### TASK TO COMPLETE:
Repeat exactly the lines from the line containing "Type out the text in this image." to the last line of the listing, including both.

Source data
━━━━━━━━━━━━━━━━

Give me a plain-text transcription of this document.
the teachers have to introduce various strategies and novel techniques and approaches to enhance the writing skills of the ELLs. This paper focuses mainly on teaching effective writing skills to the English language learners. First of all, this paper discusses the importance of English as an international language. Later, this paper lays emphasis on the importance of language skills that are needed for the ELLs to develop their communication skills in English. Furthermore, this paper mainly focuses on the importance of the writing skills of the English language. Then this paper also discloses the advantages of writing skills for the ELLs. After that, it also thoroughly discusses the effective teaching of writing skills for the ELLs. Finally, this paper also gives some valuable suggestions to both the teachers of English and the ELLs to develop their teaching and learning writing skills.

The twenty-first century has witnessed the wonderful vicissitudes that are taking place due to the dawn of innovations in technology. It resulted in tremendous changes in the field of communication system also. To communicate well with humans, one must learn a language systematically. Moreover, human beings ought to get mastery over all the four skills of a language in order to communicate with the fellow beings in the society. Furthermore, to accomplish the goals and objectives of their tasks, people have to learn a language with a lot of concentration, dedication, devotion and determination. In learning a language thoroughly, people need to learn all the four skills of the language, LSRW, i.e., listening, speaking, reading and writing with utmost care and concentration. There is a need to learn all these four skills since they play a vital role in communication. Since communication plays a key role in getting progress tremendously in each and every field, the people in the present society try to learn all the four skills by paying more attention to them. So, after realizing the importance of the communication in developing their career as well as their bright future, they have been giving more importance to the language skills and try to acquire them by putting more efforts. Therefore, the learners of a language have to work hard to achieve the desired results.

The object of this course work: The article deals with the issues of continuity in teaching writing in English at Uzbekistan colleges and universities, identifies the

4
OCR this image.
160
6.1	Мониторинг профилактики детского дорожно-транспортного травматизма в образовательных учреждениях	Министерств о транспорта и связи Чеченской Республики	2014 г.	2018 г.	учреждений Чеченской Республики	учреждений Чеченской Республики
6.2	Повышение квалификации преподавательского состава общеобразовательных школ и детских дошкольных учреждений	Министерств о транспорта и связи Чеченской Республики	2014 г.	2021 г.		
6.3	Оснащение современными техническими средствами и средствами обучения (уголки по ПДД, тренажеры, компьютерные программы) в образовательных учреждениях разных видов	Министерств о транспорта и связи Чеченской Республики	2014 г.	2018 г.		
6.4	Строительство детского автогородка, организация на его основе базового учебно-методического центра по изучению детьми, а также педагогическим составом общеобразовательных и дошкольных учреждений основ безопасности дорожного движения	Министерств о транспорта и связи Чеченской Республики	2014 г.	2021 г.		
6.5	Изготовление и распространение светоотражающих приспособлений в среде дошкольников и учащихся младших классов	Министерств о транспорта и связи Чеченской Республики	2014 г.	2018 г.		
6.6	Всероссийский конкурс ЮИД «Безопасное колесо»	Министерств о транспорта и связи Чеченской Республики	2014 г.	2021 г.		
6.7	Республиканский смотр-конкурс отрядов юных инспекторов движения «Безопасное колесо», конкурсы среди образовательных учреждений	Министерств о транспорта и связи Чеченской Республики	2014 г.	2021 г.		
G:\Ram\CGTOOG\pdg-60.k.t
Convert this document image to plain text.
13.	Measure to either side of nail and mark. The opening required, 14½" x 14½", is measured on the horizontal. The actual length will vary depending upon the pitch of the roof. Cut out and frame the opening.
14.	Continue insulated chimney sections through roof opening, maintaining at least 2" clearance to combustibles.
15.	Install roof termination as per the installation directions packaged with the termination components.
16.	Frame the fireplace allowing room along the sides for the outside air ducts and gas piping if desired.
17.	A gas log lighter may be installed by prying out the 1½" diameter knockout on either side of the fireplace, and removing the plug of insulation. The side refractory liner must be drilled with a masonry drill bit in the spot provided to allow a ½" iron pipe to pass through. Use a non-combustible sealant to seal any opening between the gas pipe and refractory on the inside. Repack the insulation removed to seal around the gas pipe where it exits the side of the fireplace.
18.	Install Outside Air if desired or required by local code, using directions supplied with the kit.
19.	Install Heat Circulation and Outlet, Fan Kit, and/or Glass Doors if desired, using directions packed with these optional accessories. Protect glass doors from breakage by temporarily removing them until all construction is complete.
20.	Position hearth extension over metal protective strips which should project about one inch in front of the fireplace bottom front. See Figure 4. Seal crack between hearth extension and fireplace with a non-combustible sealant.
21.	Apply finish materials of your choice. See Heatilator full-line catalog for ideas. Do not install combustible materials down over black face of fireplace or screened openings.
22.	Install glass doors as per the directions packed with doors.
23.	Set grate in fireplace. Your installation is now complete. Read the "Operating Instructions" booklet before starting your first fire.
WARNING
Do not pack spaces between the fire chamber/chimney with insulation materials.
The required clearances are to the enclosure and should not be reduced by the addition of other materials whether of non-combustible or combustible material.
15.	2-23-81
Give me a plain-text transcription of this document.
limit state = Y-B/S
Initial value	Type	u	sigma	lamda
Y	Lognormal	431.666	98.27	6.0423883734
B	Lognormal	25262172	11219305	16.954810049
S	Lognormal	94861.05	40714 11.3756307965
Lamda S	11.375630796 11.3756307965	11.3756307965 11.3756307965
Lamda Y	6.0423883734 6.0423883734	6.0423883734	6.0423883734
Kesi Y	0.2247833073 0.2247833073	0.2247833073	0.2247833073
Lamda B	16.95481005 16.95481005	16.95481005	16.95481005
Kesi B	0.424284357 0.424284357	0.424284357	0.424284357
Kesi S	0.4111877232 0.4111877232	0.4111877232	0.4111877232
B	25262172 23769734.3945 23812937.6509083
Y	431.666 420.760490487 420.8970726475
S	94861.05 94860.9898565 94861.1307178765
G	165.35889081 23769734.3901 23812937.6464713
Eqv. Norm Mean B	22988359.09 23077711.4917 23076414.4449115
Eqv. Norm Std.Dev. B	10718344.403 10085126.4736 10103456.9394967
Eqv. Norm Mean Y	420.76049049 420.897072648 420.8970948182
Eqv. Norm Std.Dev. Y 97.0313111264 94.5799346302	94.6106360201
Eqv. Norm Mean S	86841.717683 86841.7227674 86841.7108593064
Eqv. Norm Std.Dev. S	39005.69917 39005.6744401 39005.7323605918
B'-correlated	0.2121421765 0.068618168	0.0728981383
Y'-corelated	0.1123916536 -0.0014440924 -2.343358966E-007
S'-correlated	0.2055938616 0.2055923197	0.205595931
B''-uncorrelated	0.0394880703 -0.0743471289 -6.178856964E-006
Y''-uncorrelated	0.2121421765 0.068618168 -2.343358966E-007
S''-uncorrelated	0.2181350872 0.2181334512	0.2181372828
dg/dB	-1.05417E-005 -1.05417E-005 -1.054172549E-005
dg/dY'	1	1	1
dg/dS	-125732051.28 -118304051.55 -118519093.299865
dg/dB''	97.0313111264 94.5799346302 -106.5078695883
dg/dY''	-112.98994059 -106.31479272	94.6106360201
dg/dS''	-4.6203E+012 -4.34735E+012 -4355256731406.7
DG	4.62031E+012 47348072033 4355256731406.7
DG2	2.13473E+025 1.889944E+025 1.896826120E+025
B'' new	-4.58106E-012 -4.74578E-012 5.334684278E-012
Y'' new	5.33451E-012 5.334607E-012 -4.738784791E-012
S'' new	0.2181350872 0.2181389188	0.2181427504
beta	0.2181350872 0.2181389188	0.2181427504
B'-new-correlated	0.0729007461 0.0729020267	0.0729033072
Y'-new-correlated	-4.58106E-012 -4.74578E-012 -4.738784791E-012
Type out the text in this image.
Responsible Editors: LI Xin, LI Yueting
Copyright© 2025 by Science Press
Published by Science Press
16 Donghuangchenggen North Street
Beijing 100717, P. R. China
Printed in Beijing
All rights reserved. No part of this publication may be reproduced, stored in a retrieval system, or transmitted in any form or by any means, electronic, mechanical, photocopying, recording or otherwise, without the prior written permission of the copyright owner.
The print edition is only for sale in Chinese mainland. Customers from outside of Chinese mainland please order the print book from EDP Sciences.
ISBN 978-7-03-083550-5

━━━━━━━━━━━━━━━━

### THE COMPLETED TASK:
Type out the text in this image.
Responsible Editors: LI Xin, LI Yueting
Copyright© 2025 by Science Press
Published by Science Press
16 Donghuangchenggen North Street
Beijing 100717, P. R. China
Printed in Beijing
All rights reserved. No part of this publication may be reproduced, stored in a retrieval system, or transmitted in any form or by any means, electronic, mechanical, photocopying, recording or otherwise, without the prior written permission of the copyright owner.
The print edition is only for sale in Chinese mainland. Customers from outside of Chinese mainland please order the print book from EDP Sciences.
ISBN 978-7-03-083550-5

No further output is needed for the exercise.